_Written problem_.
Filter out everything except lines holding "Give".

_Provided entries_.
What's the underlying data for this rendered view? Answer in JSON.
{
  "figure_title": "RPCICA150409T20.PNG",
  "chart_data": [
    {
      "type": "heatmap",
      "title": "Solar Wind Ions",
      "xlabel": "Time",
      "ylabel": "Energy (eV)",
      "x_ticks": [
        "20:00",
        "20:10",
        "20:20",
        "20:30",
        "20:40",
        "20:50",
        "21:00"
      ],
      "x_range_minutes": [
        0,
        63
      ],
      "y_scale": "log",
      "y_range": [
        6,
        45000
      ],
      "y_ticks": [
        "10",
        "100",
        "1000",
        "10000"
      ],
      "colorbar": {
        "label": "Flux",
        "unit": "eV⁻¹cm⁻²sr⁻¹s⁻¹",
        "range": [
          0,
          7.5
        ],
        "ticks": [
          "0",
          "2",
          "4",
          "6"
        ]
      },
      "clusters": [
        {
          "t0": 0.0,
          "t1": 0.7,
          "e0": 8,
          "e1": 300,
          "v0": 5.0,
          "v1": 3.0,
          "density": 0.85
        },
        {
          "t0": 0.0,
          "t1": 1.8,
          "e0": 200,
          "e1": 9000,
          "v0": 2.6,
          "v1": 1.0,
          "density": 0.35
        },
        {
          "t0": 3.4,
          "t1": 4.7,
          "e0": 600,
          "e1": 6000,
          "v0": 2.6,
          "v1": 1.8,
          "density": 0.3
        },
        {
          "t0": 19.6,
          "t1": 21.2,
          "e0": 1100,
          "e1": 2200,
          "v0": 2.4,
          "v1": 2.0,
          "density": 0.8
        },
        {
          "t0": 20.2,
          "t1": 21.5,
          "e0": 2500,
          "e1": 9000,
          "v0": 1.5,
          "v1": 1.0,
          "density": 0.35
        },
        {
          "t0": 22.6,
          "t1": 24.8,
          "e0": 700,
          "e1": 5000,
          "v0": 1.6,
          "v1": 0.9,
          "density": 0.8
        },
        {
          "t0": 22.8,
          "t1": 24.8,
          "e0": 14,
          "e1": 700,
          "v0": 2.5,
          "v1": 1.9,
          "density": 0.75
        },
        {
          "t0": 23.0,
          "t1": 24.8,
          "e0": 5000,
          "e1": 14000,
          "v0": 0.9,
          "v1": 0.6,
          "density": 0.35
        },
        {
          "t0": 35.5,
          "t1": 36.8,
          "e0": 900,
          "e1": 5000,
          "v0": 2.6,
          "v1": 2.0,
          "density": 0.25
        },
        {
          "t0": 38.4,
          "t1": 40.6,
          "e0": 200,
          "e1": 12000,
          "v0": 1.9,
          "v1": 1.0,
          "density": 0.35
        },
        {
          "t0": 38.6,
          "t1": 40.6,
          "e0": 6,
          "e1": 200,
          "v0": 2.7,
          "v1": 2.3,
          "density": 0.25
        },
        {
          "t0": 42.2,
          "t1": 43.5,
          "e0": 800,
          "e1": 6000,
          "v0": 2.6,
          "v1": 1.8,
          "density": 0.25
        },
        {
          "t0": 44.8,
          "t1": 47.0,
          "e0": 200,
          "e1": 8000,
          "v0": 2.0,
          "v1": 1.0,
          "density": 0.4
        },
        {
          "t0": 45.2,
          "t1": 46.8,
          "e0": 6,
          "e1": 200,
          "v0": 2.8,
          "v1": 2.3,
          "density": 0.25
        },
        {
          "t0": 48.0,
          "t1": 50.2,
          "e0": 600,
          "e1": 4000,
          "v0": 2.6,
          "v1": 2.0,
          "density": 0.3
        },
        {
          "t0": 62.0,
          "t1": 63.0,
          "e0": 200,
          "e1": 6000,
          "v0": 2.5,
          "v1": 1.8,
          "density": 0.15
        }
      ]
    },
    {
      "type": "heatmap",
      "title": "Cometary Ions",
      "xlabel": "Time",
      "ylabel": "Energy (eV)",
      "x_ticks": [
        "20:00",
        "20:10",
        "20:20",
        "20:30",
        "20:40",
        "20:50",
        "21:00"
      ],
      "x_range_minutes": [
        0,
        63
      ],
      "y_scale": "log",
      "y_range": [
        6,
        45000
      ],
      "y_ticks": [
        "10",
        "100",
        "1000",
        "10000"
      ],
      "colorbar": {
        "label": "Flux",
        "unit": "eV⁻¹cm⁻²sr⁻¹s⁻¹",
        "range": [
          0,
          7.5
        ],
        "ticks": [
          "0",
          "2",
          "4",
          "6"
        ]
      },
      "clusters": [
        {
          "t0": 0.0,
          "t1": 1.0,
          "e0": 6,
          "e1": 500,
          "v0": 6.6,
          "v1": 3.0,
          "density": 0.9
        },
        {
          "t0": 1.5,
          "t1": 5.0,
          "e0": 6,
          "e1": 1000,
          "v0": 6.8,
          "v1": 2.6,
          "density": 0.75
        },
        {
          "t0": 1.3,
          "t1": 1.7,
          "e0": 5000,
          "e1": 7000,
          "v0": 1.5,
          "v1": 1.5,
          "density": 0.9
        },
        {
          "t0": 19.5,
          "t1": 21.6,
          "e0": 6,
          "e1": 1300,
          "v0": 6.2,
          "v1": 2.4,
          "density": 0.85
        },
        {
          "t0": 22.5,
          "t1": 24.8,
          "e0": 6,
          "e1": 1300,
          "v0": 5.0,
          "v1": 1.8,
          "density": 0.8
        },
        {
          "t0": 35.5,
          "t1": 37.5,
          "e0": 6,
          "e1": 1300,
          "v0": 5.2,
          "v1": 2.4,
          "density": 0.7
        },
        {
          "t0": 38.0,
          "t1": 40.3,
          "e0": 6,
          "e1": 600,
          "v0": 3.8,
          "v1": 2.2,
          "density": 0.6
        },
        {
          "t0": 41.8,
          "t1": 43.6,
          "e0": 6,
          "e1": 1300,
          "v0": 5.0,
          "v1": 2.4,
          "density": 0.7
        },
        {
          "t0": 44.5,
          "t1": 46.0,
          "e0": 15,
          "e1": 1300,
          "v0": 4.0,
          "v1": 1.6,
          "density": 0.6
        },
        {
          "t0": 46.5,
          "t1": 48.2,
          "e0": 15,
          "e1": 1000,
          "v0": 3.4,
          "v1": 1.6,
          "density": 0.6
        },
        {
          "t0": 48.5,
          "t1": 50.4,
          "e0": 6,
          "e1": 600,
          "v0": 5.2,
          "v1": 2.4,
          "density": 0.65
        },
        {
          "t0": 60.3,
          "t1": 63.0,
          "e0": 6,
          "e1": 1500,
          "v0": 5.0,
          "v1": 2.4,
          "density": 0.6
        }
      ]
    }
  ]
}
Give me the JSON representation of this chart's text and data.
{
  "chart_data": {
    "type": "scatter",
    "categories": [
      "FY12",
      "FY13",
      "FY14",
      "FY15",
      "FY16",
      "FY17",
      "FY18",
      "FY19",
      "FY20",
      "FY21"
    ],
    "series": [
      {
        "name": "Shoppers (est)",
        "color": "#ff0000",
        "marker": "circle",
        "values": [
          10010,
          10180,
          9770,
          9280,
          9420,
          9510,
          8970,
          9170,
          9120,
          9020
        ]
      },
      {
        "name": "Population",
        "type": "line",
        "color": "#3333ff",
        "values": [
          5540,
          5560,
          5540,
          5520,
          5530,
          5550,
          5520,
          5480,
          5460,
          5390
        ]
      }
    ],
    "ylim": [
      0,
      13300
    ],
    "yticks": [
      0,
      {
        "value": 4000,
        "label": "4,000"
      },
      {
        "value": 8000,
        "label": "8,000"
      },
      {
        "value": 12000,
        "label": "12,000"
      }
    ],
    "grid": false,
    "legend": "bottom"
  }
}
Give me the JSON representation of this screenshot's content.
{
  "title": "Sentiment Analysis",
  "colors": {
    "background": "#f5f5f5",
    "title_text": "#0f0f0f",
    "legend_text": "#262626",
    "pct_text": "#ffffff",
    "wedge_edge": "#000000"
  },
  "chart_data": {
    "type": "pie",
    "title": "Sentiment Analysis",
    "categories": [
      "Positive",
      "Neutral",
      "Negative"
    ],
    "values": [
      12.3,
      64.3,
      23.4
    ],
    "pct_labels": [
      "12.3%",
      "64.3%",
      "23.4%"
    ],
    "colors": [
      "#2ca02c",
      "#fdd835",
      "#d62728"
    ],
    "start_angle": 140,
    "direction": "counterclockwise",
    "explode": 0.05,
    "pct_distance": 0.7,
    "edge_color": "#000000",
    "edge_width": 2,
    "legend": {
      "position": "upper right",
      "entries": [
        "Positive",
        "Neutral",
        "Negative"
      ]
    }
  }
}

_Expected answer_.
Give me the JSON representation of this chart's text and data.
Give me the JSON representation of this screenshot's content.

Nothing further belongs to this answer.